-- start of Data rows --
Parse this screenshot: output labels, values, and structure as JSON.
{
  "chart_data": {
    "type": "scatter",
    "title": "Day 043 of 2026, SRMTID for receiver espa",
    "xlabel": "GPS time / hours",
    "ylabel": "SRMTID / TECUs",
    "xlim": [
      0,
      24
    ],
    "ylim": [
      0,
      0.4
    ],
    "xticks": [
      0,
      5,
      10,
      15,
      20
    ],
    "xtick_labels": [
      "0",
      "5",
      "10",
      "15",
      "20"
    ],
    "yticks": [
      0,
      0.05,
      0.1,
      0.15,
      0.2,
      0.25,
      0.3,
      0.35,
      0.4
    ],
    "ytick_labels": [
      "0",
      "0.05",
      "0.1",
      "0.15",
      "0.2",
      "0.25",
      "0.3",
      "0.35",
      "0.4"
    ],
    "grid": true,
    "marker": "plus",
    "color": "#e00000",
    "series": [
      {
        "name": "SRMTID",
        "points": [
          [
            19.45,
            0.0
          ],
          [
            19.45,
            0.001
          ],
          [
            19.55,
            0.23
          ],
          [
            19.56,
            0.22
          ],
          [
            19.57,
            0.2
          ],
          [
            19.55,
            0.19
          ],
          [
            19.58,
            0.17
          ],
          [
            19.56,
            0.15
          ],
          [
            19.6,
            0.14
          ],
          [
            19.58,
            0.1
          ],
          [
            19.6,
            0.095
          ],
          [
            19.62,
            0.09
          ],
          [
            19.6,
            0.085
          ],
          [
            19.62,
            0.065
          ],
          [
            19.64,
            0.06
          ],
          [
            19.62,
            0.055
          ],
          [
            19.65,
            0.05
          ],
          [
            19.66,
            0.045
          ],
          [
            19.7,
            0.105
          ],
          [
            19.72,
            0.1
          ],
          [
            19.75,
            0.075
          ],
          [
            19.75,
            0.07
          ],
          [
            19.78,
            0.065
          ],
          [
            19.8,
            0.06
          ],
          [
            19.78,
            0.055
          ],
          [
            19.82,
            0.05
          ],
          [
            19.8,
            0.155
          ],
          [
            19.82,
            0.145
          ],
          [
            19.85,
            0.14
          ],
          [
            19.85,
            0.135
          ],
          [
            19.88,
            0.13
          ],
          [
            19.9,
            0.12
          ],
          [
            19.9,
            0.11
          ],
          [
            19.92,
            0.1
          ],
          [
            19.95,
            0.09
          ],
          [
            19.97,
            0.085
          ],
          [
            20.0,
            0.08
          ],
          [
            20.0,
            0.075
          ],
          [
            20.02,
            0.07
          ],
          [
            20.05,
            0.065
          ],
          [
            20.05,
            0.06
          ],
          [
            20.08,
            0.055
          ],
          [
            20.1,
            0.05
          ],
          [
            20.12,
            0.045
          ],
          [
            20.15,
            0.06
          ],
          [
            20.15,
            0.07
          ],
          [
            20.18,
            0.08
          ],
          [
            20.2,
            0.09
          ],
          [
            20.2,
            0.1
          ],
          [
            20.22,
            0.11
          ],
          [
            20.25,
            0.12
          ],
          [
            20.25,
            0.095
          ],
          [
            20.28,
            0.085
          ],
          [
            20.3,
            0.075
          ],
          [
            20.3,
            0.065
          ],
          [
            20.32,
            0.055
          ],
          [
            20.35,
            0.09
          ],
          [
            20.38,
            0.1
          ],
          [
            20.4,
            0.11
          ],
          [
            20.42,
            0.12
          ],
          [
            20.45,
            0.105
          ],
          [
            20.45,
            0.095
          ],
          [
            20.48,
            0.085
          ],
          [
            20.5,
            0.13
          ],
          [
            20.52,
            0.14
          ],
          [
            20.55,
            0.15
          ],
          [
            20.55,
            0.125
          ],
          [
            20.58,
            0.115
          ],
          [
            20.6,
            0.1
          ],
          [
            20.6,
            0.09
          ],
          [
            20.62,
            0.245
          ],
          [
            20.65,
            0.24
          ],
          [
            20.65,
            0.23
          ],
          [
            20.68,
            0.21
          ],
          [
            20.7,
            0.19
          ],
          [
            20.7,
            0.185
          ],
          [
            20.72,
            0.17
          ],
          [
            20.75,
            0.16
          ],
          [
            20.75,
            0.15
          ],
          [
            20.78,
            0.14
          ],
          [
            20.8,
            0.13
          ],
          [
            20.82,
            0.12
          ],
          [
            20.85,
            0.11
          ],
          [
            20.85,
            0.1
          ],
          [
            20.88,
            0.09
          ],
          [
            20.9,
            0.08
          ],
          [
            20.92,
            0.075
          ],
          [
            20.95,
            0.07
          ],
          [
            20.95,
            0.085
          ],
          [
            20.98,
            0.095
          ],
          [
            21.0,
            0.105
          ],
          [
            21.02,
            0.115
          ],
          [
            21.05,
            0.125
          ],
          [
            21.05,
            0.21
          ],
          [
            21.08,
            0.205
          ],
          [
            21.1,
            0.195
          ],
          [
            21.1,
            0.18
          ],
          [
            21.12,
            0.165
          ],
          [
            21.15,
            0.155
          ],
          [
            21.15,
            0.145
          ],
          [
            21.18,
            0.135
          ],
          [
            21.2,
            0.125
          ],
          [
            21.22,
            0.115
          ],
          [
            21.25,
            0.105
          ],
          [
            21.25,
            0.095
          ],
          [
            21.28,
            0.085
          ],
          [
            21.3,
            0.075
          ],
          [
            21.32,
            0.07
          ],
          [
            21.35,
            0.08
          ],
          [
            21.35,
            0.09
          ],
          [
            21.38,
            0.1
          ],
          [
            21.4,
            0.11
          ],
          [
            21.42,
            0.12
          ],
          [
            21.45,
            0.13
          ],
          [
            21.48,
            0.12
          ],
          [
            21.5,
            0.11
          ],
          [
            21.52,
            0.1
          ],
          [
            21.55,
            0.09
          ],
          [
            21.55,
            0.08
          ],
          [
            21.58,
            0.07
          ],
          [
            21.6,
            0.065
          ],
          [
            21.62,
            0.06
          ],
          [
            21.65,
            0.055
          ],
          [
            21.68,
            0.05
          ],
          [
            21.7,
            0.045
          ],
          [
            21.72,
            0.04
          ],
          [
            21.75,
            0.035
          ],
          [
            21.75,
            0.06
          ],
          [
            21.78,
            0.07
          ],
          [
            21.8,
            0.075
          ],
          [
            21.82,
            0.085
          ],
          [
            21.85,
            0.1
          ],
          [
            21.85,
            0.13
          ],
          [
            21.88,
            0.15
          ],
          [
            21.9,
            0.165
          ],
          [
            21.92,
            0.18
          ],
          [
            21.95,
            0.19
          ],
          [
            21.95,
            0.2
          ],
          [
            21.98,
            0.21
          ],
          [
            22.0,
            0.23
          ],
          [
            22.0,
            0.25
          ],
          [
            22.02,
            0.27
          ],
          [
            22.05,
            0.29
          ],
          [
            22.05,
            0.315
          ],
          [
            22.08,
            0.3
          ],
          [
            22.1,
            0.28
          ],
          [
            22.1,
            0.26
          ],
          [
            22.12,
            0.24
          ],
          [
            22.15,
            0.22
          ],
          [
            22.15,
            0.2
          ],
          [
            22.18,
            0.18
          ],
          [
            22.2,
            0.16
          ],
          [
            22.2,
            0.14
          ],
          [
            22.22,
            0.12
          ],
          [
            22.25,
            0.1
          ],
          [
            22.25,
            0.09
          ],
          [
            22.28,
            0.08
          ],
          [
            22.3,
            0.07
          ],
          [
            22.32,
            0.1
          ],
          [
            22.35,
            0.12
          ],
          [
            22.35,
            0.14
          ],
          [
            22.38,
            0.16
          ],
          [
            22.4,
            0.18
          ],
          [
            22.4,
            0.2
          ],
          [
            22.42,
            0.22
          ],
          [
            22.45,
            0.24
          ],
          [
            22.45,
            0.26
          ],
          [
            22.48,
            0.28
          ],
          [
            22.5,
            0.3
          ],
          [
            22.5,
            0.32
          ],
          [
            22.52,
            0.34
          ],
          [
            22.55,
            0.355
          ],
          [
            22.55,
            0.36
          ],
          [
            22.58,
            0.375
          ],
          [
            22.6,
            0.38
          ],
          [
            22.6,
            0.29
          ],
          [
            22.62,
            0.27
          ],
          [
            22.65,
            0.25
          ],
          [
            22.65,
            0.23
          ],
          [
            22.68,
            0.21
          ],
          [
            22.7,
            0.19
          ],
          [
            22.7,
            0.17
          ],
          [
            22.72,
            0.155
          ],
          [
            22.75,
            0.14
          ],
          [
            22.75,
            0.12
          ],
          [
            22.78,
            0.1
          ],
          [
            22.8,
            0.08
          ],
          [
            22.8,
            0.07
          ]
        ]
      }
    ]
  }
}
-- end of Data rows --
## Your instructions
Search the data above for lines holding "SRMTID" and copy each of them.

## Correct result
    "title": "Day 043 of 2026, SRMTID for receiver espa",
    "ylabel": "SRMTID / TECUs",
        "name": "SRMTID",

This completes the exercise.